- QUESTIONS ON THE MATERIAL:
A – In the sentencing article, what penalty did Kristofer Watson receive?
B – Rewrite the stretch of the sentencing article from "Watson gave an" through "of three years.", changing "defense desk" to "witness stand".
C – Write a continuation of the sentencing article, picking up after its final sentence.

:: SUPPLIED TEXT

PRINCETON – The man responsible for calling in two bomb threats to north Princeton businesses in December 2011 and January 2012 was sentenced to two years in the Illinois Department of Corrections on Friday.

“Probation would deprecate the seriousness of this offense,” said Bureau County Circuit Judge Marc Bernabei in issuing his ruling to Kristofer Watson, 25.

Watson had pleaded guilty to the charge of disorderly conduct, a Class 3 felony on Feb. 26.

On Dec. 10, Watson made a call to AmericInn in Princeton regarding a bomb threat at the Burger King restaurant. He made a second similar call to Culver’s Restaurant regarding a bomb at the McDonald’s restaurant on Jan. 4, 2012.

Watson’s wife, Brandi Watson, testified her husband had some mental health issues that needed to be addressed, and he was receiving counseling and medication through her insurance. She said her husband provided care for her 4-year-old and 2-year-old children as well as her ailing grandmother.

Brandi Watson urged Bernabei for probation rather than a jail sentence.

“It would tear my kids apart,” she said.

Watson gave an unsworn statement from the defense desk. He said he suffered from a lot of unresolved emotional issues, and he wasn’t thinking logically when he called in the bomb threats, and he had no intent to have anyone hurt.

“I understand completely that what I did was wrong, and it should never have happened,” he said. “I would never dream of doing anything like that again.”

Bernabei said state law calls for probation for Watson’s offense, but allows for incarceration for two to five years depending on the mitigating circumstances.

Bureau County State’s Attorney Patrick Herrmann said Watson seemed to be a contradiction and asked for a sentence of three years.

“I don’t know what to believe,” Herrmann said. “I don’t see a connection between calling in the bomb threat and any mental illness.”

::::
:: RECORDS PROVIDED

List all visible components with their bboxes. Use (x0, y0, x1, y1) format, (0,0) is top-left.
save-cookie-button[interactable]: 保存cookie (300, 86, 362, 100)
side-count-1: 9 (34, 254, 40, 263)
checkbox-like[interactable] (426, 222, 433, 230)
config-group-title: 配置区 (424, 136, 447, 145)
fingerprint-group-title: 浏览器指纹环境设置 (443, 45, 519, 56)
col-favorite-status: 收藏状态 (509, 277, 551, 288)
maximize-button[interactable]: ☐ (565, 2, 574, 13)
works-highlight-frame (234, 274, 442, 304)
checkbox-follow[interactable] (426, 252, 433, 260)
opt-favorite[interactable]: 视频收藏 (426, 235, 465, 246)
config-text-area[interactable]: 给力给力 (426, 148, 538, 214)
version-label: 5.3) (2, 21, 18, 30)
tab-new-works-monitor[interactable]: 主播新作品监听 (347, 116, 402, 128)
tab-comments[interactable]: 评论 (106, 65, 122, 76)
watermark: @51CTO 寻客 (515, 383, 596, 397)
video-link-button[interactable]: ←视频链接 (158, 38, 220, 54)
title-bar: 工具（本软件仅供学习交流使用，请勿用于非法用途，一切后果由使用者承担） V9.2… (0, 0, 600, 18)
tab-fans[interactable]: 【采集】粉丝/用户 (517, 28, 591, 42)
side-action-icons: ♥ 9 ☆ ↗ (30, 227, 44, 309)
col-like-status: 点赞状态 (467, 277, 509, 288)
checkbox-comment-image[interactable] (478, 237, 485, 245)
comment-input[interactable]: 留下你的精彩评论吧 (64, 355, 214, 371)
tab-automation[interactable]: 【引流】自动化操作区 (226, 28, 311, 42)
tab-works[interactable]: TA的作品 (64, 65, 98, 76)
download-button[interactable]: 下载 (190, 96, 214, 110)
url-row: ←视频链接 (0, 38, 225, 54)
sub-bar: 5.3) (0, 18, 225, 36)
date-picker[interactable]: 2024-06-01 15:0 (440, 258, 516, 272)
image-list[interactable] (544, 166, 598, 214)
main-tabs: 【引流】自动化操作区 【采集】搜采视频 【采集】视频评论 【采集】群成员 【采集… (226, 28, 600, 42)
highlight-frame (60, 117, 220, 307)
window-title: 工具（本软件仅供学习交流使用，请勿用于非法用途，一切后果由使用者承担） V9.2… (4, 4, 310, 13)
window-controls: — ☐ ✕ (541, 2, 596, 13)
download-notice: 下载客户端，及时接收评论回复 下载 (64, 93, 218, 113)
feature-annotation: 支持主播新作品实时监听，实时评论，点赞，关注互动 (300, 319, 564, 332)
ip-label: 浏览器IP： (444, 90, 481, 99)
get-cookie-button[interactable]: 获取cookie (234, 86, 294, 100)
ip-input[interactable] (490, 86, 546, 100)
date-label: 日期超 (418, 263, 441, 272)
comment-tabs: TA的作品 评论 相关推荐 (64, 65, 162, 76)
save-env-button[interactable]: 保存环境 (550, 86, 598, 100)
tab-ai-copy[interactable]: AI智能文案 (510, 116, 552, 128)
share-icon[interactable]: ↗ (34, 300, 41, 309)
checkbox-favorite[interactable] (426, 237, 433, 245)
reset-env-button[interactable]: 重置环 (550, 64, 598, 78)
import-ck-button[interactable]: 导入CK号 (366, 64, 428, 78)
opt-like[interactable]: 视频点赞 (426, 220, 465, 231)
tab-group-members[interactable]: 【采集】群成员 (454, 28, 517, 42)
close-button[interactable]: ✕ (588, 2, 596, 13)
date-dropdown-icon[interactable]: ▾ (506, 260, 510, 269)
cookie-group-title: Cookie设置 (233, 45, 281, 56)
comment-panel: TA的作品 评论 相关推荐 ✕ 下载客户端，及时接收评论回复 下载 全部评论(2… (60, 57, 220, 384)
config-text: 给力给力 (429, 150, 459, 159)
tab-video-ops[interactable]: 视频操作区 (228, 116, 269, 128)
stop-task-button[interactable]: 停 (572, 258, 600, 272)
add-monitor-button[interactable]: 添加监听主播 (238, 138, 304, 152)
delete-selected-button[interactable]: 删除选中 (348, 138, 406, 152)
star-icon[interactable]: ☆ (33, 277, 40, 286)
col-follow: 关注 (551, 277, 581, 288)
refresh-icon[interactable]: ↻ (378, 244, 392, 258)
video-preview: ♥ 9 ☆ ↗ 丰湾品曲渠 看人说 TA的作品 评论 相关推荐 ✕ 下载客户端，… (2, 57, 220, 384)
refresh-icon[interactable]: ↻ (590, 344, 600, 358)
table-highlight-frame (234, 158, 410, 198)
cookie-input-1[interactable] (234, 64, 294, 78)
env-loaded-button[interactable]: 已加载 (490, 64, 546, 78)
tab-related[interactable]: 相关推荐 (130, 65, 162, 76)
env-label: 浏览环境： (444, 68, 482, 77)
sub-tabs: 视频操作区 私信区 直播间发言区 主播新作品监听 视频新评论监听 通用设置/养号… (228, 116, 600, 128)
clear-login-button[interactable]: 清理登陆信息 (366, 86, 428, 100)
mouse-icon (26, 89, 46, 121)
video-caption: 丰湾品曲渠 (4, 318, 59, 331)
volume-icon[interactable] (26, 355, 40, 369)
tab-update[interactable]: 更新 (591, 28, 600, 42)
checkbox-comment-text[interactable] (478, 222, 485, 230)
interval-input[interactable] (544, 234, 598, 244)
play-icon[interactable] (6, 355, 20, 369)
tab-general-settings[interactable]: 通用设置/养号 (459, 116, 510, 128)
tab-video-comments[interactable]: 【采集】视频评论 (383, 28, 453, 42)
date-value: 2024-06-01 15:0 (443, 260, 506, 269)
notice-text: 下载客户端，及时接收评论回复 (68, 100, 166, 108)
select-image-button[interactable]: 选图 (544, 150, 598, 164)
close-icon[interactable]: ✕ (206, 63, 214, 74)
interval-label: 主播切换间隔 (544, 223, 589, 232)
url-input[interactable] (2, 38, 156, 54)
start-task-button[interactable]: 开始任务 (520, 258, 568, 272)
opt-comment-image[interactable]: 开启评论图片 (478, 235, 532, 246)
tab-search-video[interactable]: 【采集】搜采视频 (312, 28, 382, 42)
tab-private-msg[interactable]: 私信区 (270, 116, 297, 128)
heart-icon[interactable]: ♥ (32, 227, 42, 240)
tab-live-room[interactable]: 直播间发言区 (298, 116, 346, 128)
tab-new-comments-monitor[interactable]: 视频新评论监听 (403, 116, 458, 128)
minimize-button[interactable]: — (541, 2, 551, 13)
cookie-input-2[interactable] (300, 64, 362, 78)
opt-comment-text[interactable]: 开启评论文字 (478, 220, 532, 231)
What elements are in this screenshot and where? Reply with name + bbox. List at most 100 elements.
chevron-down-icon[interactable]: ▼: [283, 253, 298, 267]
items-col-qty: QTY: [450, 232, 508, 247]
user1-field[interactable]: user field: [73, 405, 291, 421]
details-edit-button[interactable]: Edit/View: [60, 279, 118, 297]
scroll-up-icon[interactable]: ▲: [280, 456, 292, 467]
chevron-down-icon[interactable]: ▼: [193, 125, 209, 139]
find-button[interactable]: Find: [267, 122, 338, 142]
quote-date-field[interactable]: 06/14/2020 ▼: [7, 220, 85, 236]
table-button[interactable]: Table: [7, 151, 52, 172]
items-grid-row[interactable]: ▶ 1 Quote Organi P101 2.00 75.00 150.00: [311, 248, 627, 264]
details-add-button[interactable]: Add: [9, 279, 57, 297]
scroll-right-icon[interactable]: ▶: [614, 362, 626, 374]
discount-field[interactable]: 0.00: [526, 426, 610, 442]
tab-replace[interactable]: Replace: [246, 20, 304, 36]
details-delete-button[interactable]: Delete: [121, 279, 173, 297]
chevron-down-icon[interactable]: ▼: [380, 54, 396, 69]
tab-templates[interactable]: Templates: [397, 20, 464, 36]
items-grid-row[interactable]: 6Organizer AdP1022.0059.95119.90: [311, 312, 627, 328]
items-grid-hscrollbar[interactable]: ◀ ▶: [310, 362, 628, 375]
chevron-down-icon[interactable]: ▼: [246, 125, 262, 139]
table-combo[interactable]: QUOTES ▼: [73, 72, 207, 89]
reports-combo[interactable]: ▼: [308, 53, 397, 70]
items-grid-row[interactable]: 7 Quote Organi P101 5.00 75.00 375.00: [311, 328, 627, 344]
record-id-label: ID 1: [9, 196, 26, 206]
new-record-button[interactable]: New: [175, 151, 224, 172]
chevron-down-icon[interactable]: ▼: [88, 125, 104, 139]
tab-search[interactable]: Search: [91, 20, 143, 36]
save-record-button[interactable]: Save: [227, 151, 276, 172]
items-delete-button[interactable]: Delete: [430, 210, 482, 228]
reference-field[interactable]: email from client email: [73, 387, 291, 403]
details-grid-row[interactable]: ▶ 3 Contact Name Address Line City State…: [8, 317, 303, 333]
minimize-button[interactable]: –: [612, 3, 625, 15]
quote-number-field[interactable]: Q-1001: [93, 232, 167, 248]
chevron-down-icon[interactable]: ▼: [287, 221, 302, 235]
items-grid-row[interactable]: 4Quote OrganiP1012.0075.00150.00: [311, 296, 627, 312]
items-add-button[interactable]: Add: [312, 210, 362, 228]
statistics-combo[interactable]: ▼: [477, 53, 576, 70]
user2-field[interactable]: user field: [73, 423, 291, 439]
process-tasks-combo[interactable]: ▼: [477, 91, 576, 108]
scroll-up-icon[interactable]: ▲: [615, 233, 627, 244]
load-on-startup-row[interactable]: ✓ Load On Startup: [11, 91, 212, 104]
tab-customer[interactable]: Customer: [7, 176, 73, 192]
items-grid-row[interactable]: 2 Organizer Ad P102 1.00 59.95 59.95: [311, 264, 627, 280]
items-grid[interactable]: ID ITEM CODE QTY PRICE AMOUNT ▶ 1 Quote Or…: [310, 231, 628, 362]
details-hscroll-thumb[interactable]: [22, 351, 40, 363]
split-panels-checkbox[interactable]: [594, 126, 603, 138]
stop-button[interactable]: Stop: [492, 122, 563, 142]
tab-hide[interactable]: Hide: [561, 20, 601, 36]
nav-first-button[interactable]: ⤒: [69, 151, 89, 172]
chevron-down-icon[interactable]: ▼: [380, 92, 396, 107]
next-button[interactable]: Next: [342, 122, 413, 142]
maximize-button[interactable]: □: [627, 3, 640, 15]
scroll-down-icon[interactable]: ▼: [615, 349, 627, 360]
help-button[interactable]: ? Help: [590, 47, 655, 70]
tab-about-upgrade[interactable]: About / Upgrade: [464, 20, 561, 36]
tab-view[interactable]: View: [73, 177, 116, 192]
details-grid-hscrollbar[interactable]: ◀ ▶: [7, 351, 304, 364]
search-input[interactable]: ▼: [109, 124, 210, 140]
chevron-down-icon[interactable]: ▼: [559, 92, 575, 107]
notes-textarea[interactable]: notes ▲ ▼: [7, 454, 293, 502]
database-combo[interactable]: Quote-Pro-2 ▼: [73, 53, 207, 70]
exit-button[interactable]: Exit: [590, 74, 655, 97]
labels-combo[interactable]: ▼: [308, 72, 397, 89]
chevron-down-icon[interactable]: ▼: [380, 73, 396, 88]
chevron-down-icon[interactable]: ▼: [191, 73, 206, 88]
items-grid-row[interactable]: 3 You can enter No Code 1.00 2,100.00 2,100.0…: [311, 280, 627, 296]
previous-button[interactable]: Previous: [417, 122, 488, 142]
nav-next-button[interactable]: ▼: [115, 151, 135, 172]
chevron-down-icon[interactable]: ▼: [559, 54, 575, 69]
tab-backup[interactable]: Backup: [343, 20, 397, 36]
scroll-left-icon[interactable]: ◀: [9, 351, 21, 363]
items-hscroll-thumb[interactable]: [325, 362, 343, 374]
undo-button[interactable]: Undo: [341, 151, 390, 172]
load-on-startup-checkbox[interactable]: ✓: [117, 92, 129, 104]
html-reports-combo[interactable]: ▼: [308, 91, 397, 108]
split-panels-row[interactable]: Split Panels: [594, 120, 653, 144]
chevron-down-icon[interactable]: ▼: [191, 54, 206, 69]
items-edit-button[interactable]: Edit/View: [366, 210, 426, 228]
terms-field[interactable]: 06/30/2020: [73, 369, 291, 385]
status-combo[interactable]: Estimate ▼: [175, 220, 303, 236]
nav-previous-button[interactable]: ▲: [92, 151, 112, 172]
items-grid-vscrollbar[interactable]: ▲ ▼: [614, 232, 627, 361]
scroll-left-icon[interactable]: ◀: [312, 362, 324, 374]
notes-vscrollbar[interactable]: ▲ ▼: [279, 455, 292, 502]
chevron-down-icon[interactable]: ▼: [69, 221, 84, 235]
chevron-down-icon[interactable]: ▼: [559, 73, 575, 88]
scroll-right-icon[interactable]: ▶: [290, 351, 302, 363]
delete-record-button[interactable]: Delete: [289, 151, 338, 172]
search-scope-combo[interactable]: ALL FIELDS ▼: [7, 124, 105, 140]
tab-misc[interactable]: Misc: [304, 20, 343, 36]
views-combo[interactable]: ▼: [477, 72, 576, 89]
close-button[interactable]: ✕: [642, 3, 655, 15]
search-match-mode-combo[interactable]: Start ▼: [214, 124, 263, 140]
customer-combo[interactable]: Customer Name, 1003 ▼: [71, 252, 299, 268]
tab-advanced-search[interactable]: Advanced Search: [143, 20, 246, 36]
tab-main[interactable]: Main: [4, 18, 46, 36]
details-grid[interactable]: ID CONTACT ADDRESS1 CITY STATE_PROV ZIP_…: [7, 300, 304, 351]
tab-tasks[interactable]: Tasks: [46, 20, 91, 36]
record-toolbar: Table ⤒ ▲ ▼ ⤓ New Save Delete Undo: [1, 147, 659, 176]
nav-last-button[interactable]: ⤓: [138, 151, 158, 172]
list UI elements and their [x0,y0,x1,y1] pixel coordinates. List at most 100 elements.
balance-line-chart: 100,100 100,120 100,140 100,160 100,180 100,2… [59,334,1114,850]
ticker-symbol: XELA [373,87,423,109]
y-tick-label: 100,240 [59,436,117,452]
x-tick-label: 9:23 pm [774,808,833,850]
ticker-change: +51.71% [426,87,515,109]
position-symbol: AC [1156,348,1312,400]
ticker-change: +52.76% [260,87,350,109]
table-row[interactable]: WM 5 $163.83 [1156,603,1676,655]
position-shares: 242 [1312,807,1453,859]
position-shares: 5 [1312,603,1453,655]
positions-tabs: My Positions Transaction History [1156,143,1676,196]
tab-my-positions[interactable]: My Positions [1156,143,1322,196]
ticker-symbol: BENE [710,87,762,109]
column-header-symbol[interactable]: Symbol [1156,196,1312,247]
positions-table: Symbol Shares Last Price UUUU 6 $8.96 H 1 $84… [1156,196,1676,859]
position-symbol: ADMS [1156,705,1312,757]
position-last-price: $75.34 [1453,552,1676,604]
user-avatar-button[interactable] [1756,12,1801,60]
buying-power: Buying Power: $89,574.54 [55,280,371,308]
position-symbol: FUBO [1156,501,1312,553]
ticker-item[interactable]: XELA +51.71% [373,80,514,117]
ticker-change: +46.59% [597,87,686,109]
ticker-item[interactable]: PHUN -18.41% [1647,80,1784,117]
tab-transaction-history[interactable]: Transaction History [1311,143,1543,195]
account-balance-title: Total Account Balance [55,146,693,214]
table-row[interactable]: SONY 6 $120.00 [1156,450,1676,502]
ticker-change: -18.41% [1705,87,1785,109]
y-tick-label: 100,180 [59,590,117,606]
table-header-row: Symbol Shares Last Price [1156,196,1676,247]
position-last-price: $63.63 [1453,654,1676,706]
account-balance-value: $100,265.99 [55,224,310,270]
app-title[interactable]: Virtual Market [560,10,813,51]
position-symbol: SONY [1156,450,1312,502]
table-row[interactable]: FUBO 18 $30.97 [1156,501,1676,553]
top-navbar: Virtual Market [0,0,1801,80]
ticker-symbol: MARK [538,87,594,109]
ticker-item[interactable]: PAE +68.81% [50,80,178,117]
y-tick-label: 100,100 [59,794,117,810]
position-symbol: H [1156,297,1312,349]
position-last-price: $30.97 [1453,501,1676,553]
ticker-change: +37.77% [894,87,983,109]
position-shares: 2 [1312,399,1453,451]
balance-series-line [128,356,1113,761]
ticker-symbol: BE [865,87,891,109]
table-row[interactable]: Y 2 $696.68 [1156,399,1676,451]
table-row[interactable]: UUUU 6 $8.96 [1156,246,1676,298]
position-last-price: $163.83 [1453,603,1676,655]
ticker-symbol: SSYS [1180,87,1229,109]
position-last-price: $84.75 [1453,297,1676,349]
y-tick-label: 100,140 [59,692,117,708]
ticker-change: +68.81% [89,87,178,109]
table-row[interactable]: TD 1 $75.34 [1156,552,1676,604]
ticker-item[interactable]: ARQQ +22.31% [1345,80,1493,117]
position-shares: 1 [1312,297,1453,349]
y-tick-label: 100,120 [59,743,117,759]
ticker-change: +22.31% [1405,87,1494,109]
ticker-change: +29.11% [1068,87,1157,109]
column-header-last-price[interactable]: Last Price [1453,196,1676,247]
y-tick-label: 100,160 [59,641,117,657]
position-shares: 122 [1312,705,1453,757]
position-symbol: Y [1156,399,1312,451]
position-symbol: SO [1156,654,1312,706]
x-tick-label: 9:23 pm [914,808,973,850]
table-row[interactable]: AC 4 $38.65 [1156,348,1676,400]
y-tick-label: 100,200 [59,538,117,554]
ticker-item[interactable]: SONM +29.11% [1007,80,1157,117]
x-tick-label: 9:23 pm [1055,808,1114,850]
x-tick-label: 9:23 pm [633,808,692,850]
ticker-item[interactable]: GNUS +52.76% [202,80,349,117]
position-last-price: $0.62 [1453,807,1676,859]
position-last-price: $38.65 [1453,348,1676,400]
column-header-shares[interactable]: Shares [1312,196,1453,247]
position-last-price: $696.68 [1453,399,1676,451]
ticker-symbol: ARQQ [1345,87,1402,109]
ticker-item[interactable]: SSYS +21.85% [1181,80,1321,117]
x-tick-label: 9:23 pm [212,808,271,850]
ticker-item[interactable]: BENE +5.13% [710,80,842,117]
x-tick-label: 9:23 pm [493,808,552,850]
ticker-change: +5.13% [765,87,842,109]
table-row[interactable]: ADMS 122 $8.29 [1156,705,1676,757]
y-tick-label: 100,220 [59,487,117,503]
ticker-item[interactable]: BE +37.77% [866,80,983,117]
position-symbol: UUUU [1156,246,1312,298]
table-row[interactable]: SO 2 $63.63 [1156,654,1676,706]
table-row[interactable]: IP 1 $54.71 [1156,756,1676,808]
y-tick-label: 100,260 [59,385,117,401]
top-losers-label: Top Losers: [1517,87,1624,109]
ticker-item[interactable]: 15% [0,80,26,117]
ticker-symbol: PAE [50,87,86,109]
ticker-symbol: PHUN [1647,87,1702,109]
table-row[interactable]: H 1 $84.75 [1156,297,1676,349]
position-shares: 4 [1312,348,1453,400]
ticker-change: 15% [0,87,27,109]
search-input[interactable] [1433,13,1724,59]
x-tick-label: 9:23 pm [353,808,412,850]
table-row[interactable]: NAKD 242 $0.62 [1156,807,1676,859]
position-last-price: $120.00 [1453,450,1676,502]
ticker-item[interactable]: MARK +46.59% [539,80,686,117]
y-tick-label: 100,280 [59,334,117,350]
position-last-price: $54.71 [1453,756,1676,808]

::::

- SOLVED PROBLEMS:
A – Two years in the Illinois Department of Corrections.

B –
Watson gave an unsworn statement from the witness stand. He said he suffered from a lot of unresolved emotional issues, and he wasn’t thinking logically when he called in the bomb threats, and he had no intent to have anyone hurt.

“I understand completely that what I did was wrong, and it should never have happened,” he said. “I would never dream of doing anything like that again.”

Bernabei said state law calls for probation for Watson’s offense, but allows for incarceration for two to five years depending on the mitigating circumstances.

Bureau County State’s Attorney Patrick Herrmann said Watson seemed to be a contradiction and asked for a sentence of three years.

C –
Watson’s other attorney, Robert Boucher, said Watson’s offense was “very, very serious,” and that people should not have to live under threats of bomb scares. However, Boucher said Watson has been making the right decisions since his release in February 2012. He has appeared in court regularly, had no subsequent offenses, is in counseling, and has received prescription medical treatment.

After weighing both arguments for about 30 minutes, Bernabei said his decision was difficult because there were “powerful” arguments on both sides.

Bernabei said he based his two-year sentence factors including Watson’s criminal history, which included several convictions, including two for violent misdemeanors. Another factor is the seriousness of a bomb threat in the light of the current environment.

However, Bernabei chose to impose a lesser sentence due to several factors, including Watson’s guilty plea, his mental and physical problems, and lack of recent criminal activity.

Watson was immediately remanded into the custody of the sheriff’s department. He was ordered to pay $4,635 in fines and costs, and agreed to pay $1,090 in restitution to the city of Princeton.

With time served and good behavior, Watson could be released in six months.